-- WHAT IS NEEDED --
It is required that all of the data be written out exactly.
+ + + + +
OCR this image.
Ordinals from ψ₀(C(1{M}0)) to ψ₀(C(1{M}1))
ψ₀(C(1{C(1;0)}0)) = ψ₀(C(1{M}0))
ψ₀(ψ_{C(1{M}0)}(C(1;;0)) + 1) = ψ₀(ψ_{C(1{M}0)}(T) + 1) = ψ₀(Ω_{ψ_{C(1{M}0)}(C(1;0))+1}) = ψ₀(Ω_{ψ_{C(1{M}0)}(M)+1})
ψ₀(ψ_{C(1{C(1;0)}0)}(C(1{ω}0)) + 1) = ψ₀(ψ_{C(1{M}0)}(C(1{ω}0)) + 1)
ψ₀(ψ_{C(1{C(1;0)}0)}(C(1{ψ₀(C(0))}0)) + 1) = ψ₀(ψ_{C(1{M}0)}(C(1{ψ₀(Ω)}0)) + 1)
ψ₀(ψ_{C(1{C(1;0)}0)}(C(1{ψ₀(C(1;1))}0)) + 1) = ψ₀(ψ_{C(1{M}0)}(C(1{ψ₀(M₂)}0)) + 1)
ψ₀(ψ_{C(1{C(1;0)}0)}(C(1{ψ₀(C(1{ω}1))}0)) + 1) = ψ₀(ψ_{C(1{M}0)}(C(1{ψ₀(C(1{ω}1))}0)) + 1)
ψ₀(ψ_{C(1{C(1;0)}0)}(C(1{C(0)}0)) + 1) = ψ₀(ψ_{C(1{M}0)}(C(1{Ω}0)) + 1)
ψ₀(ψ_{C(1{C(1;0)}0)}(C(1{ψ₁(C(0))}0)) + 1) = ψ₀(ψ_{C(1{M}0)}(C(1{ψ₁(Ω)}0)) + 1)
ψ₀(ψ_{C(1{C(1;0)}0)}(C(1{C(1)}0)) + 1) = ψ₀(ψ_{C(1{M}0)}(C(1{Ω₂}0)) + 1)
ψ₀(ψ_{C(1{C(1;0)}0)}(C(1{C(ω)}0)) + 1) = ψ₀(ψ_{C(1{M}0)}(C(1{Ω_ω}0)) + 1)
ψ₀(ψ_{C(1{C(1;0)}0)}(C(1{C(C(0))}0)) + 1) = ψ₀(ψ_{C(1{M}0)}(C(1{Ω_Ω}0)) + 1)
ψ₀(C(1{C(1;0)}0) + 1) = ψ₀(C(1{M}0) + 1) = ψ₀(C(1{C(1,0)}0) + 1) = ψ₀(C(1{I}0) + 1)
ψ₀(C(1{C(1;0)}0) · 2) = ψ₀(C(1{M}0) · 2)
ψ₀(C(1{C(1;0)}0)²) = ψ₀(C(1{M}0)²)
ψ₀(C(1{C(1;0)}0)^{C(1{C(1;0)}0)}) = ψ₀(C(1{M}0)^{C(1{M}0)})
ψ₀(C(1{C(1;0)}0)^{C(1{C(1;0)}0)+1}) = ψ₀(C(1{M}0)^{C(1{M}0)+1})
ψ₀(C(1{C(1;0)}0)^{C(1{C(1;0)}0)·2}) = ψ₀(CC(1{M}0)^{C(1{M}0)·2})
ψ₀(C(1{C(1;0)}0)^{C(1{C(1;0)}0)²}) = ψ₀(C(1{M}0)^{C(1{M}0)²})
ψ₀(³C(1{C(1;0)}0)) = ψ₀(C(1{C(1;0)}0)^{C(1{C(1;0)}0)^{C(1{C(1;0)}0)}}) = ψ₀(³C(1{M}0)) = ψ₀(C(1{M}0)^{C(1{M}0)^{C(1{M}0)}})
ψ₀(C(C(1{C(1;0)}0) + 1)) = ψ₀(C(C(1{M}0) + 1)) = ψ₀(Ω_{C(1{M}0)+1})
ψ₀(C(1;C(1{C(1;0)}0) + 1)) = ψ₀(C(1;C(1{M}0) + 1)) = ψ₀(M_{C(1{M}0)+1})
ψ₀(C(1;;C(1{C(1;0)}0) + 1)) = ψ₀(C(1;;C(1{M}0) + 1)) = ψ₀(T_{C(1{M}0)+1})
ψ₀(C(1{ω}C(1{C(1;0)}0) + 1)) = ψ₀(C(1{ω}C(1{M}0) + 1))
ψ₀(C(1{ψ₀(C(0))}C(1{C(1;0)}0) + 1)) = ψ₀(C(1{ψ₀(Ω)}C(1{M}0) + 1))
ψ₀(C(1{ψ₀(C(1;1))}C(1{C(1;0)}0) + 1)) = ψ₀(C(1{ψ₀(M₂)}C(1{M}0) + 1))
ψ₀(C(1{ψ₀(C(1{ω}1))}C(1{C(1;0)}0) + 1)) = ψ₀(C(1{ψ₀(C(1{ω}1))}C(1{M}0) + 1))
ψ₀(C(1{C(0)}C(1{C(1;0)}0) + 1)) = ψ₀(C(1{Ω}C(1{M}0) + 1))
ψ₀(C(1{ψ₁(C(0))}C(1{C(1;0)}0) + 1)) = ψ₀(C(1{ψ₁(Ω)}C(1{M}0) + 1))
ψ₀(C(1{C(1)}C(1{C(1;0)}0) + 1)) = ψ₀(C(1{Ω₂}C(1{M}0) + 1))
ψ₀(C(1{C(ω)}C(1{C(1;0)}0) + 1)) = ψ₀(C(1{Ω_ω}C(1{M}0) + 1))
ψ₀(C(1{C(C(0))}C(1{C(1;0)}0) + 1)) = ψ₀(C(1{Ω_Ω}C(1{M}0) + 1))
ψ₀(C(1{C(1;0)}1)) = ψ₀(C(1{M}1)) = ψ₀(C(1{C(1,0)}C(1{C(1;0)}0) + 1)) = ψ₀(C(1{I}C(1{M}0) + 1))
+ + + + +
-- THE SOLUTION --
OCR this image.
Ordinals from ψ₀(C(1{M}0)) to ψ₀(C(1{M}1))
ψ₀(C(1{C(1;0)}0)) = ψ₀(C(1{M}0))
ψ₀(ψ_{C(1{M}0)}(C(1;;0)) + 1) = ψ₀(ψ_{C(1{M}0)}(T) + 1) = ψ₀(Ω_{ψ_{C(1{M}0)}(C(1;0))+1}) = ψ₀(Ω_{ψ_{C(1{M}0)}(M)+1})
ψ₀(ψ_{C(1{C(1;0)}0)}(C(1{ω}0)) + 1) = ψ₀(ψ_{C(1{M}0)}(C(1{ω}0)) + 1)
ψ₀(ψ_{C(1{C(1;0)}0)}(C(1{ψ₀(C(0))}0)) + 1) = ψ₀(ψ_{C(1{M}0)}(C(1{ψ₀(Ω)}0)) + 1)
ψ₀(ψ_{C(1{C(1;0)}0)}(C(1{ψ₀(C(1;1))}0)) + 1) = ψ₀(ψ_{C(1{M}0)}(C(1{ψ₀(M₂)}0)) + 1)
ψ₀(ψ_{C(1{C(1;0)}0)}(C(1{ψ₀(C(1{ω}1))}0)) + 1) = ψ₀(ψ_{C(1{M}0)}(C(1{ψ₀(C(1{ω}1))}0)) + 1)
ψ₀(ψ_{C(1{C(1;0)}0)}(C(1{C(0)}0)) + 1) = ψ₀(ψ_{C(1{M}0)}(C(1{Ω}0)) + 1)
ψ₀(ψ_{C(1{C(1;0)}0)}(C(1{ψ₁(C(0))}0)) + 1) = ψ₀(ψ_{C(1{M}0)}(C(1{ψ₁(Ω)}0)) + 1)
ψ₀(ψ_{C(1{C(1;0)}0)}(C(1{C(1)}0)) + 1) = ψ₀(ψ_{C(1{M}0)}(C(1{Ω₂}0)) + 1)
ψ₀(ψ_{C(1{C(1;0)}0)}(C(1{C(ω)}0)) + 1) = ψ₀(ψ_{C(1{M}0)}(C(1{Ω_ω}0)) + 1)
ψ₀(ψ_{C(1{C(1;0)}0)}(C(1{C(C(0))}0)) + 1) = ψ₀(ψ_{C(1{M}0)}(C(1{Ω_Ω}0)) + 1)
ψ₀(C(1{C(1;0)}0) + 1) = ψ₀(C(1{M}0) + 1) = ψ₀(C(1{C(1,0)}0) + 1) = ψ₀(C(1{I}0) + 1)
ψ₀(C(1{C(1;0)}0) · 2) = ψ₀(C(1{M}0) · 2)
ψ₀(C(1{C(1;0)}0)²) = ψ₀(C(1{M}0)²)
ψ₀(C(1{C(1;0)}0)^{C(1{C(1;0)}0)}) = ψ₀(C(1{M}0)^{C(1{M}0)})
ψ₀(C(1{C(1;0)}0)^{C(1{C(1;0)}0)+1}) = ψ₀(C(1{M}0)^{C(1{M}0)+1})
ψ₀(C(1{C(1;0)}0)^{C(1{C(1;0)}0)·2}) = ψ₀(CC(1{M}0)^{C(1{M}0)·2})
ψ₀(C(1{C(1;0)}0)^{C(1{C(1;0)}0)²}) = ψ₀(C(1{M}0)^{C(1{M}0)²})
ψ₀(³C(1{C(1;0)}0)) = ψ₀(C(1{C(1;0)}0)^{C(1{C(1;0)}0)^{C(1{C(1;0)}0)}}) = ψ₀(³C(1{M}0)) = ψ₀(C(1{M}0)^{C(1{M}0)^{C(1{M}0)}})
ψ₀(C(C(1{C(1;0)}0) + 1)) = ψ₀(C(C(1{M}0) + 1)) = ψ₀(Ω_{C(1{M}0)+1})
ψ₀(C(1;C(1{C(1;0)}0) + 1)) = ψ₀(C(1;C(1{M}0) + 1)) = ψ₀(M_{C(1{M}0)+1})
ψ₀(C(1;;C(1{C(1;0)}0) + 1)) = ψ₀(C(1;;C(1{M}0) + 1)) = ψ₀(T_{C(1{M}0)+1})
ψ₀(C(1{ω}C(1{C(1;0)}0) + 1)) = ψ₀(C(1{ω}C(1{M}0) + 1))
ψ₀(C(1{ψ₀(C(0))}C(1{C(1;0)}0) + 1)) = ψ₀(C(1{ψ₀(Ω)}C(1{M}0) + 1))
ψ₀(C(1{ψ₀(C(1;1))}C(1{C(1;0)}0) + 1)) = ψ₀(C(1{ψ₀(M₂)}C(1{M}0) + 1))
ψ₀(C(1{ψ₀(C(1{ω}1))}C(1{C(1;0)}0) + 1)) = ψ₀(C(1{ψ₀(C(1{ω}1))}C(1{M}0) + 1))
ψ₀(C(1{C(0)}C(1{C(1;0)}0) + 1)) = ψ₀(C(1{Ω}C(1{M}0) + 1))
ψ₀(C(1{ψ₁(C(0))}C(1{C(1;0)}0) + 1)) = ψ₀(C(1{ψ₁(Ω)}C(1{M}0) + 1))
ψ₀(C(1{C(1)}C(1{C(1;0)}0) + 1)) = ψ₀(C(1{Ω₂}C(1{M}0) + 1))
ψ₀(C(1{C(ω)}C(1{C(1;0)}0) + 1)) = ψ₀(C(1{Ω_ω}C(1{M}0) + 1))
ψ₀(C(1{C(C(0))}C(1{C(1;0)}0) + 1)) = ψ₀(C(1{Ω_Ω}C(1{M}0) + 1))
ψ₀(C(1{C(1;0)}1)) = ψ₀(C(1{M}1)) = ψ₀(C(1{C(1,0)}C(1{C(1;0)}0) + 1)) = ψ₀(C(1{I}C(1{M}0) + 1))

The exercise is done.